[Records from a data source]

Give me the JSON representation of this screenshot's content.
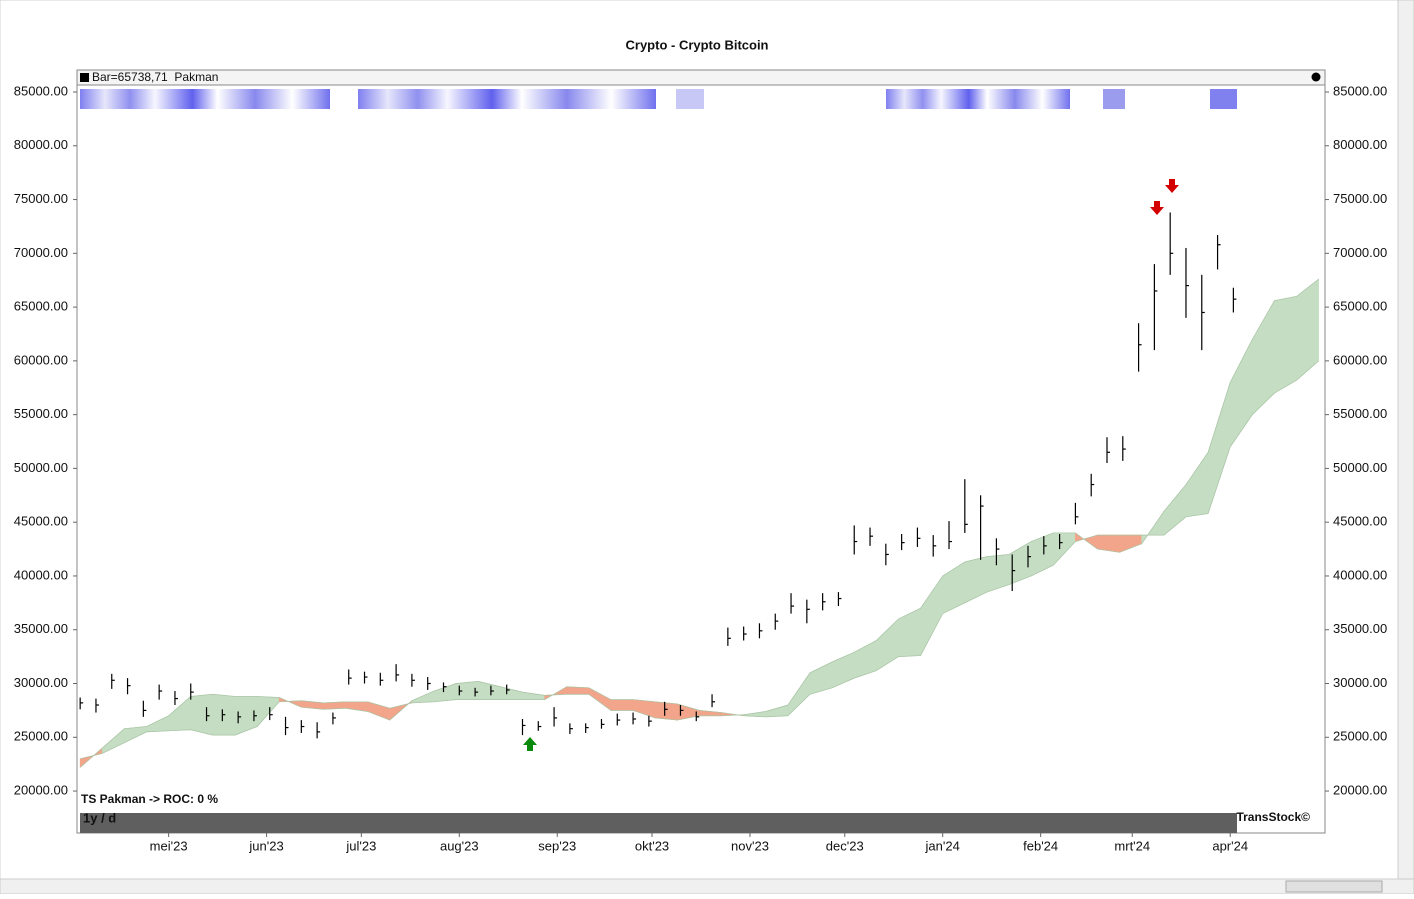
{
  "chart_data": {
    "type": "ohlc",
    "title": "Crypto - Crypto Bitcoin",
    "legend_label": "Bar=65738,71  Pakman",
    "indicator_label": "TS Pakman -> ROC: 0 %",
    "period_label": "1y / d",
    "credit": "TransStock©",
    "color": "#000000",
    "x": [
      -28,
      -23,
      -18,
      -13,
      -8,
      -3,
      2,
      7,
      12,
      17,
      22,
      27,
      32,
      37,
      42,
      47,
      52,
      57,
      62,
      67,
      72,
      77,
      82,
      87,
      92,
      97,
      102,
      107,
      112,
      117,
      122,
      127,
      132,
      137,
      142,
      147,
      152,
      157,
      162,
      167,
      172,
      177,
      182,
      187,
      192,
      197,
      202,
      207,
      212,
      217,
      222,
      227,
      232,
      237,
      242,
      247,
      252,
      257,
      262,
      267,
      272,
      277,
      282,
      287,
      292,
      297,
      302,
      307,
      312,
      317,
      322,
      327,
      332,
      337
    ],
    "high": [
      28700,
      28600,
      30900,
      30500,
      28400,
      29900,
      29300,
      30000,
      27800,
      27600,
      27400,
      27500,
      27800,
      26900,
      26600,
      26400,
      27300,
      31300,
      31100,
      31000,
      31800,
      30900,
      30600,
      30100,
      29800,
      29600,
      29800,
      29900,
      26700,
      26500,
      27800,
      26300,
      26300,
      26700,
      27200,
      27300,
      27000,
      28300,
      28000,
      27400,
      29000,
      35200,
      35300,
      35600,
      36500,
      38400,
      37800,
      38400,
      38500,
      44700,
      44500,
      43000,
      43900,
      44500,
      43800,
      45100,
      49000,
      47500,
      43500,
      42000,
      42800,
      43700,
      43900,
      46800,
      49500,
      52900,
      53000,
      63500,
      69000,
      73800,
      70500,
      68000,
      71700,
      66800
    ],
    "low": [
      27600,
      27300,
      29500,
      29000,
      26900,
      28500,
      28000,
      28500,
      26500,
      26500,
      26300,
      26500,
      26600,
      25200,
      25400,
      24900,
      26200,
      29900,
      30000,
      29800,
      30200,
      29700,
      29400,
      29200,
      28900,
      28800,
      28900,
      29000,
      25200,
      25600,
      26000,
      25300,
      25400,
      25800,
      26100,
      26200,
      26000,
      27000,
      27000,
      26500,
      27800,
      33500,
      34000,
      34200,
      35000,
      36500,
      35600,
      36800,
      37200,
      42000,
      42800,
      41000,
      42400,
      42700,
      41800,
      42500,
      44000,
      41500,
      41000,
      38600,
      40800,
      42000,
      42500,
      44800,
      47400,
      50500,
      50700,
      59000,
      61000,
      68000,
      64000,
      61000,
      68500,
      64500
    ],
    "close": [
      28200,
      28000,
      30300,
      29800,
      27500,
      29300,
      28600,
      29200,
      27000,
      27100,
      26900,
      27000,
      27100,
      25900,
      26000,
      25500,
      26800,
      30500,
      30600,
      30300,
      30800,
      30300,
      30000,
      29700,
      29300,
      29200,
      29300,
      29400,
      26100,
      26000,
      26800,
      25800,
      25900,
      26200,
      26600,
      26700,
      26500,
      27600,
      27500,
      26900,
      28300,
      34200,
      34600,
      34900,
      35800,
      37200,
      36900,
      37600,
      37900,
      43200,
      43700,
      42000,
      43100,
      43500,
      42800,
      43200,
      44800,
      46500,
      42500,
      40500,
      41800,
      42800,
      43100,
      45500,
      48500,
      51500,
      51800,
      61500,
      66500,
      70000,
      67000,
      64500,
      70800,
      65740
    ],
    "cloud": {
      "x": [
        -28,
        -21,
        -14,
        -7,
        0,
        7,
        14,
        21,
        28,
        35,
        42,
        49,
        56,
        63,
        70,
        77,
        84,
        91,
        98,
        105,
        112,
        119,
        126,
        133,
        140,
        147,
        154,
        161,
        168,
        175,
        182,
        189,
        196,
        203,
        210,
        217,
        224,
        231,
        238,
        245,
        252,
        259,
        266,
        273,
        280,
        287,
        294,
        301,
        308,
        315,
        322,
        329,
        336,
        343,
        350,
        357,
        364
      ],
      "span_a": [
        22200,
        24000,
        25800,
        26000,
        27000,
        28800,
        29000,
        28800,
        28800,
        28700,
        27800,
        27600,
        27700,
        27400,
        26600,
        28400,
        29300,
        30000,
        30200,
        29700,
        29200,
        28900,
        29000,
        29000,
        27500,
        27500,
        26800,
        26600,
        27000,
        27000,
        27100,
        27400,
        28000,
        31000,
        32000,
        32900,
        34000,
        36000,
        37000,
        40000,
        41300,
        41800,
        42000,
        43200,
        44000,
        44000,
        42500,
        42200,
        43000,
        46000,
        48500,
        51500,
        58000,
        62000,
        65600,
        66000,
        67600
      ],
      "span_b": [
        23000,
        23500,
        24500,
        25500,
        25600,
        25700,
        25200,
        25200,
        26000,
        28300,
        28400,
        28200,
        28300,
        28300,
        27700,
        28200,
        28300,
        28500,
        28500,
        28500,
        28500,
        28500,
        29700,
        29600,
        28500,
        28500,
        28300,
        28100,
        27500,
        27300,
        27000,
        26900,
        27000,
        29000,
        29600,
        30500,
        31200,
        32500,
        32600,
        36500,
        37500,
        38500,
        39200,
        40000,
        41000,
        43200,
        43800,
        43800,
        43800,
        43800,
        45500,
        45800,
        52000,
        55000,
        57000,
        58200,
        60000
      ],
      "bull_color": "#c5ddc3",
      "bear_color": "#f2a58a"
    },
    "xlim": [
      -29,
      366
    ],
    "xticks": [
      {
        "value": 0,
        "label": "mei'23"
      },
      {
        "value": 31,
        "label": "jun'23"
      },
      {
        "value": 61,
        "label": "jul'23"
      },
      {
        "value": 92,
        "label": "aug'23"
      },
      {
        "value": 123,
        "label": "sep'23"
      },
      {
        "value": 153,
        "label": "okt'23"
      },
      {
        "value": 184,
        "label": "nov'23"
      },
      {
        "value": 214,
        "label": "dec'23"
      },
      {
        "value": 245,
        "label": "jan'24"
      },
      {
        "value": 276,
        "label": "feb'24"
      },
      {
        "value": 305,
        "label": "mrt'24"
      },
      {
        "value": 336,
        "label": "apr'24"
      }
    ],
    "ylim": [
      16100,
      86860
    ],
    "yticks": [
      {
        "value": 20000,
        "label": "20000.00"
      },
      {
        "value": 25000,
        "label": "25000.00"
      },
      {
        "value": 30000,
        "label": "30000.00"
      },
      {
        "value": 35000,
        "label": "35000.00"
      },
      {
        "value": 40000,
        "label": "40000.00"
      },
      {
        "value": 45000,
        "label": "45000.00"
      },
      {
        "value": 50000,
        "label": "50000.00"
      },
      {
        "value": 55000,
        "label": "55000.00"
      },
      {
        "value": 60000,
        "label": "60000.00"
      },
      {
        "value": 65000,
        "label": "65000.00"
      },
      {
        "value": 70000,
        "label": "70000.00"
      },
      {
        "value": 75000,
        "label": "75000.00"
      },
      {
        "value": 80000,
        "label": "80000.00"
      },
      {
        "value": 85000,
        "label": "85000.00"
      }
    ]
  }
}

* **Exercise aim**: Every record above should come back exactly, but without its pictures.

* **Result of this exercise**:
Give me the JSON representation of this screenshot's content.
{
  "chart_data": {
    "type": "ohlc",
    "title": "Crypto - Crypto Bitcoin",
    "legend_label": "Bar=65738,71  Pakman",
    "indicator_label": "TS Pakman -> ROC: 0 %",
    "period_label": "1y / d",
    "credit": "TransStock©",
    "color": "#000000",
    "x": [
      -28,
      -23,
      -18,
      -13,
      -8,
      -3,
      2,
      7,
      12,
      17,
      22,
      27,
      32,
      37,
      42,
      47,
      52,
      57,
      62,
      67,
      72,
      77,
      82,
      87,
      92,
      97,
      102,
      107,
      112,
      117,
      122,
      127,
      132,
      137,
      142,
      147,
      152,
      157,
      162,
      167,
      172,
      177,
      182,
      187,
      192,
      197,
      202,
      207,
      212,
      217,
      222,
      227,
      232,
      237,
      242,
      247,
      252,
      257,
      262,
      267,
      272,
      277,
      282,
      287,
      292,
      297,
      302,
      307,
      312,
      317,
      322,
      327,
      332,
      337
    ],
    "high": [
      28700,
      28600,
      30900,
      30500,
      28400,
      29900,
      29300,
      30000,
      27800,
      27600,
      27400,
      27500,
      27800,
      26900,
      26600,
      26400,
      27300,
      31300,
      31100,
      31000,
      31800,
      30900,
      30600,
      30100,
      29800,
      29600,
      29800,
      29900,
      26700,
      26500,
      27800,
      26300,
      26300,
      26700,
      27200,
      27300,
      27000,
      28300,
      28000,
      27400,
      29000,
      35200,
      35300,
      35600,
      36500,
      38400,
      37800,
      38400,
      38500,
      44700,
      44500,
      43000,
      43900,
      44500,
      43800,
      45100,
      49000,
      47500,
      43500,
      42000,
      42800,
      43700,
      43900,
      46800,
      49500,
      52900,
      53000,
      63500,
      69000,
      73800,
      70500,
      68000,
      71700,
      66800
    ],
    "low": [
      27600,
      27300,
      29500,
      29000,
      26900,
      28500,
      28000,
      28500,
      26500,
      26500,
      26300,
      26500,
      26600,
      25200,
      25400,
      24900,
      26200,
      29900,
      30000,
      29800,
      30200,
      29700,
      29400,
      29200,
      28900,
      28800,
      28900,
      29000,
      25200,
      25600,
      26000,
      25300,
      25400,
      25800,
      26100,
      26200,
      26000,
      27000,
      27000,
      26500,
      27800,
      33500,
      34000,
      34200,
      35000,
      36500,
      35600,
      36800,
      37200,
      42000,
      42800,
      41000,
      42400,
      42700,
      41800,
      42500,
      44000,
      41500,
      41000,
      38600,
      40800,
      42000,
      42500,
      44800,
      47400,
      50500,
      50700,
      59000,
      61000,
      68000,
      64000,
      61000,
      68500,
      64500
    ],
    "close": [
      28200,
      28000,
      30300,
      29800,
      27500,
      29300,
      28600,
      29200,
      27000,
      27100,
      26900,
      27000,
      27100,
      25900,
      26000,
      25500,
      26800,
      30500,
      30600,
      30300,
      30800,
      30300,
      30000,
      29700,
      29300,
      29200,
      29300,
      29400,
      26100,
      26000,
      26800,
      25800,
      25900,
      26200,
      26600,
      26700,
      26500,
      27600,
      27500,
      26900,
      28300,
      34200,
      34600,
      34900,
      35800,
      37200,
      36900,
      37600,
      37900,
      43200,
      43700,
      42000,
      43100,
      43500,
      42800,
      43200,
      44800,
      46500,
      42500,
      40500,
      41800,
      42800,
      43100,
      45500,
      48500,
      51500,
      51800,
      61500,
      66500,
      70000,
      67000,
      64500,
      70800,
      65740
    ],
    "cloud": {
      "x": [
        -28,
        -21,
        -14,
        -7,
        0,
        7,
        14,
        21,
        28,
        35,
        42,
        49,
        56,
        63,
        70,
        77,
        84,
        91,
        98,
        105,
        112,
        119,
        126,
        133,
        140,
        147,
        154,
        161,
        168,
        175,
        182,
        189,
        196,
        203,
        210,
        217,
        224,
        231,
        238,
        245,
        252,
        259,
        266,
        273,
        280,
        287,
        294,
        301,
        308,
        315,
        322,
        329,
        336,
        343,
        350,
        357,
        364
      ],
      "span_a": [
        22200,
        24000,
        25800,
        26000,
        27000,
        28800,
        29000,
        28800,
        28800,
        28700,
        27800,
        27600,
        27700,
        27400,
        26600,
        28400,
        29300,
        30000,
        30200,
        29700,
        29200,
        28900,
        29000,
        29000,
        27500,
        27500,
        26800,
        26600,
        27000,
        27000,
        27100,
        27400,
        28000,
        31000,
        32000,
        32900,
        34000,
        36000,
        37000,
        40000,
        41300,
        41800,
        42000,
        43200,
        44000,
        44000,
        42500,
        42200,
        43000,
        46000,
        48500,
        51500,
        58000,
        62000,
        65600,
        66000,
        67600
      ],
      "span_b": [
        23000,
        23500,
        24500,
        25500,
        25600,
        25700,
        25200,
        25200,
        26000,
        28300,
        28400,
        28200,
        28300,
        28300,
        27700,
        28200,
        28300,
        28500,
        28500,
        28500,
        28500,
        28500,
        29700,
        29600,
        28500,
        28500,
        28300,
        28100,
        27500,
        27300,
        27000,
        26900,
        27000,
        29000,
        29600,
        30500,
        31200,
        32500,
        32600,
        36500,
        37500,
        38500,
        39200,
        40000,
        41000,
        43200,
        43800,
        43800,
        43800,
        43800,
        45500,
        45800,
        52000,
        55000,
        57000,
        58200,
        60000
      ],
      "bull_color": "#c5ddc3",
      "bear_color": "#f2a58a"
    },
    "xlim": [
      -29,
      366
    ],
    "xticks": [
      {
        "value": 0,
        "label": "mei'23"
      },
      {
        "value": 31,
        "label": "jun'23"
      },
      {
        "value": 61,
        "label": "jul'23"
      },
      {
        "value": 92,
        "label": "aug'23"
      },
      {
        "value": 123,
        "label": "sep'23"
      },
      {
        "value": 153,
        "label": "okt'23"
      },
      {
        "value": 184,
        "label": "nov'23"
      },
      {
        "value": 214,
        "label": "dec'23"
      },
      {
        "value": 245,
        "label": "jan'24"
      },
      {
        "value": 276,
        "label": "feb'24"
      },
      {
        "value": 305,
        "label": "mrt'24"
      },
      {
        "value": 336,
        "label": "apr'24"
      }
    ],
    "ylim": [
      16100,
      86860
    ],
    "yticks": [
      {
        "value": 20000,
        "label": "20000.00"
      },
      {
        "value": 25000,
        "label": "25000.00"
      },
      {
        "value": 30000,
        "label": "30000.00"
      },
      {
        "value": 35000,
        "label": "35000.00"
      },
      {
        "value": 40000,
        "label": "40000.00"
      },
      {
        "value": 45000,
        "label": "45000.00"
      },
      {
        "value": 50000,
        "label": "50000.00"
      },
      {
        "value": 55000,
        "label": "55000.00"
      },
      {
        "value": 60000,
        "label": "60000.00"
      },
      {
        "value": 65000,
        "label": "65000.00"
      },
      {
        "value": 70000,
        "label": "70000.00"
      },
      {
        "value": 75000,
        "label": "75000.00"
      },
      {
        "value": 80000,
        "label": "80000.00"
      },
      {
        "value": 85000,
        "label": "85000.00"
      }
    ]
  }
}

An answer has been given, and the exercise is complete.